> **RECORDS SUPPLIED**
════════

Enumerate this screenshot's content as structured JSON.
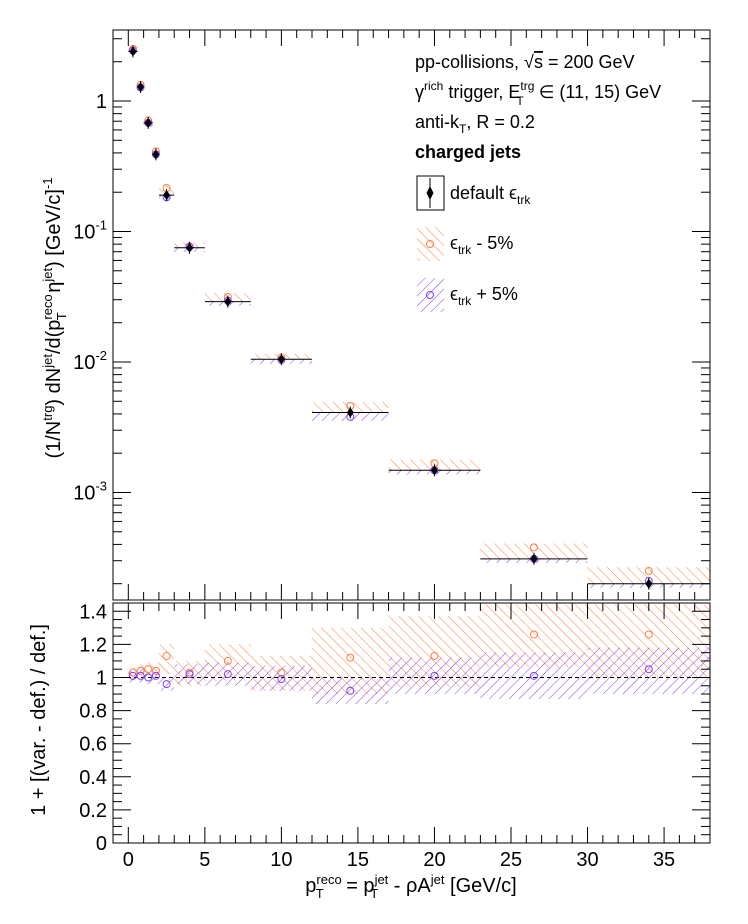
{
  "chart_data": [
    {
      "type": "scatter",
      "panel": "spectrum",
      "ylabel": "(1/N^{trg}) dN^{jet}/d(p_{T}^{reco} η^{jet}) [GeV/c]^{-1}",
      "yscale": "log",
      "ylim": [
        0.00015,
        3.5
      ],
      "xlim": [
        -1,
        38
      ],
      "ytick_labels": [
        "10^{-3}",
        "10^{-2}",
        "10^{-1}",
        "1"
      ],
      "legend_position": "top-right",
      "annotations": [
        "pp-collisions, √s = 200 GeV",
        "γ^{rich} trigger, E_{T}^{trg} ∈ (11, 15) GeV",
        "anti-k_{T}, R = 0.2",
        "charged jets"
      ],
      "series": [
        {
          "name": "default ϵ_{trk}",
          "color": "#000000",
          "marker": "diamond",
          "bins": [
            [
              0,
              0.6
            ],
            [
              0.6,
              1
            ],
            [
              1,
              1.6
            ],
            [
              1.6,
              2
            ],
            [
              2,
              3
            ],
            [
              3,
              5
            ],
            [
              5,
              8
            ],
            [
              8,
              12
            ],
            [
              12,
              17
            ],
            [
              17,
              23
            ],
            [
              23,
              30
            ],
            [
              30,
              38
            ]
          ],
          "x": [
            0.3,
            0.8,
            1.3,
            1.8,
            2.5,
            4,
            6.5,
            10,
            14.5,
            20,
            26.5,
            34
          ],
          "y": [
            2.4,
            1.28,
            0.68,
            0.39,
            0.19,
            0.075,
            0.029,
            0.0105,
            0.0041,
            0.00148,
            0.00031,
            0.0002
          ]
        },
        {
          "name": "ϵ_{trk} - 5%",
          "color": "#ff7f3f",
          "marker": "open-circle",
          "bins": [
            [
              0,
              0.6
            ],
            [
              0.6,
              1
            ],
            [
              1,
              1.6
            ],
            [
              1.6,
              2
            ],
            [
              2,
              3
            ],
            [
              3,
              5
            ],
            [
              5,
              8
            ],
            [
              8,
              12
            ],
            [
              12,
              17
            ],
            [
              17,
              23
            ],
            [
              23,
              30
            ],
            [
              30,
              38
            ]
          ],
          "x": [
            0.3,
            0.8,
            1.3,
            1.8,
            2.5,
            4,
            6.5,
            10,
            14.5,
            20,
            26.5,
            34
          ],
          "y": [
            2.5,
            1.33,
            0.71,
            0.41,
            0.215,
            0.077,
            0.0315,
            0.0108,
            0.0046,
            0.00167,
            0.00038,
            0.00025
          ]
        },
        {
          "name": "ϵ_{trk} + 5%",
          "color": "#7f3fff",
          "marker": "open-circle",
          "bins": [
            [
              0,
              0.6
            ],
            [
              0.6,
              1
            ],
            [
              1,
              1.6
            ],
            [
              1.6,
              2
            ],
            [
              2,
              3
            ],
            [
              3,
              5
            ],
            [
              5,
              8
            ],
            [
              8,
              12
            ],
            [
              12,
              17
            ],
            [
              17,
              23
            ],
            [
              23,
              30
            ],
            [
              30,
              38
            ]
          ],
          "x": [
            0.3,
            0.8,
            1.3,
            1.8,
            2.5,
            4,
            6.5,
            10,
            14.5,
            20,
            26.5,
            34
          ],
          "y": [
            2.43,
            1.27,
            0.68,
            0.39,
            0.183,
            0.076,
            0.0295,
            0.0104,
            0.0038,
            0.00148,
            0.00031,
            0.00021
          ]
        }
      ]
    },
    {
      "type": "scatter",
      "panel": "ratio",
      "xlabel": "p_{T}^{reco} = p_{T}^{jet} - ρA^{jet} [GeV/c]",
      "ylabel": "1 + [(var. - def.) / def.]",
      "xlim": [
        -1,
        38
      ],
      "ylim": [
        0,
        1.45
      ],
      "xticks": [
        0,
        5,
        10,
        15,
        20,
        25,
        30,
        35
      ],
      "yticks": [
        0,
        0.2,
        0.4,
        0.6,
        0.8,
        1,
        1.2,
        1.4
      ],
      "reference_line": 1,
      "series": [
        {
          "name": "ϵ_{trk} - 5%",
          "color": "#ff7f3f",
          "marker": "open-circle",
          "bins": [
            [
              0,
              0.6
            ],
            [
              0.6,
              1
            ],
            [
              1,
              1.6
            ],
            [
              1.6,
              2
            ],
            [
              2,
              3
            ],
            [
              3,
              5
            ],
            [
              5,
              8
            ],
            [
              8,
              12
            ],
            [
              12,
              17
            ],
            [
              17,
              23
            ],
            [
              23,
              30
            ],
            [
              30,
              38
            ]
          ],
          "x": [
            0.3,
            0.8,
            1.3,
            1.8,
            2.5,
            4,
            6.5,
            10,
            14.5,
            20,
            26.5,
            34
          ],
          "y": [
            1.03,
            1.04,
            1.05,
            1.04,
            1.13,
            1.03,
            1.1,
            1.03,
            1.12,
            1.13,
            1.26,
            1.26
          ],
          "band": [
            [
              1.0,
              1.06
            ],
            [
              1.0,
              1.08
            ],
            [
              1.0,
              1.09
            ],
            [
              1.0,
              1.09
            ],
            [
              1.02,
              1.2
            ],
            [
              0.95,
              1.1
            ],
            [
              0.98,
              1.2
            ],
            [
              0.92,
              1.13
            ],
            [
              0.9,
              1.3
            ],
            [
              0.94,
              1.37
            ],
            [
              1.06,
              1.44
            ],
            [
              1.0,
              1.44
            ]
          ]
        },
        {
          "name": "ϵ_{trk} + 5%",
          "color": "#7f3fff",
          "marker": "open-circle",
          "bins": [
            [
              0,
              0.6
            ],
            [
              0.6,
              1
            ],
            [
              1,
              1.6
            ],
            [
              1.6,
              2
            ],
            [
              2,
              3
            ],
            [
              3,
              5
            ],
            [
              5,
              8
            ],
            [
              8,
              12
            ],
            [
              12,
              17
            ],
            [
              17,
              23
            ],
            [
              23,
              30
            ],
            [
              30,
              38
            ]
          ],
          "x": [
            0.3,
            0.8,
            1.3,
            1.8,
            2.5,
            4,
            6.5,
            10,
            14.5,
            20,
            26.5,
            34
          ],
          "y": [
            1.01,
            1.01,
            1.0,
            1.01,
            0.96,
            1.02,
            1.02,
            0.99,
            0.92,
            1.01,
            1.01,
            1.05
          ],
          "band": [
            [
              0.97,
              1.04
            ],
            [
              0.97,
              1.05
            ],
            [
              0.96,
              1.05
            ],
            [
              0.96,
              1.05
            ],
            [
              0.92,
              1.0
            ],
            [
              0.96,
              1.08
            ],
            [
              0.95,
              1.09
            ],
            [
              0.92,
              1.07
            ],
            [
              0.84,
              1.0
            ],
            [
              0.9,
              1.12
            ],
            [
              0.87,
              1.15
            ],
            [
              0.9,
              1.18
            ]
          ]
        }
      ]
    }
  ]
}
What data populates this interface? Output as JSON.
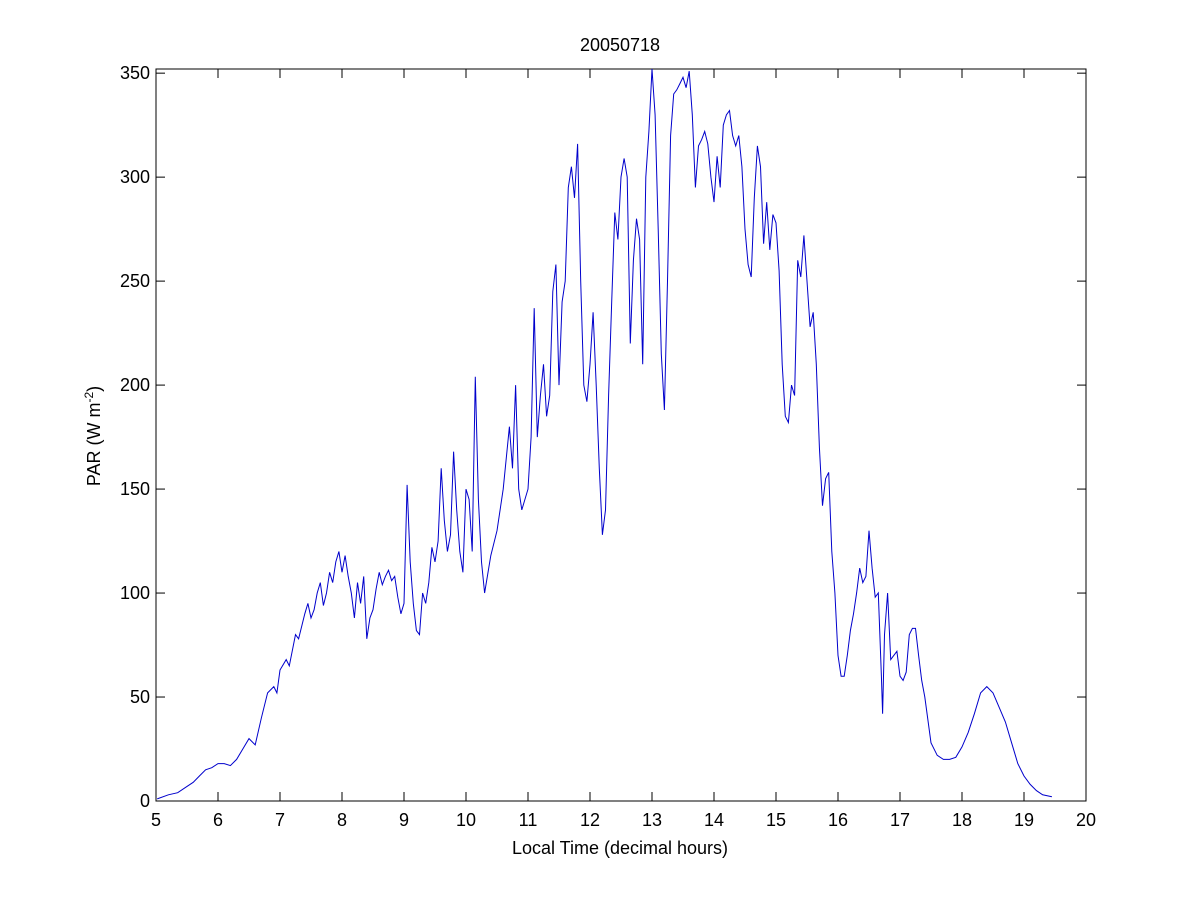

════════

> **GOAL**
Examine the listing and say how many of its lines contain the string "JSON". Give the number alone.

> **RESULT OF THIS TASK**
2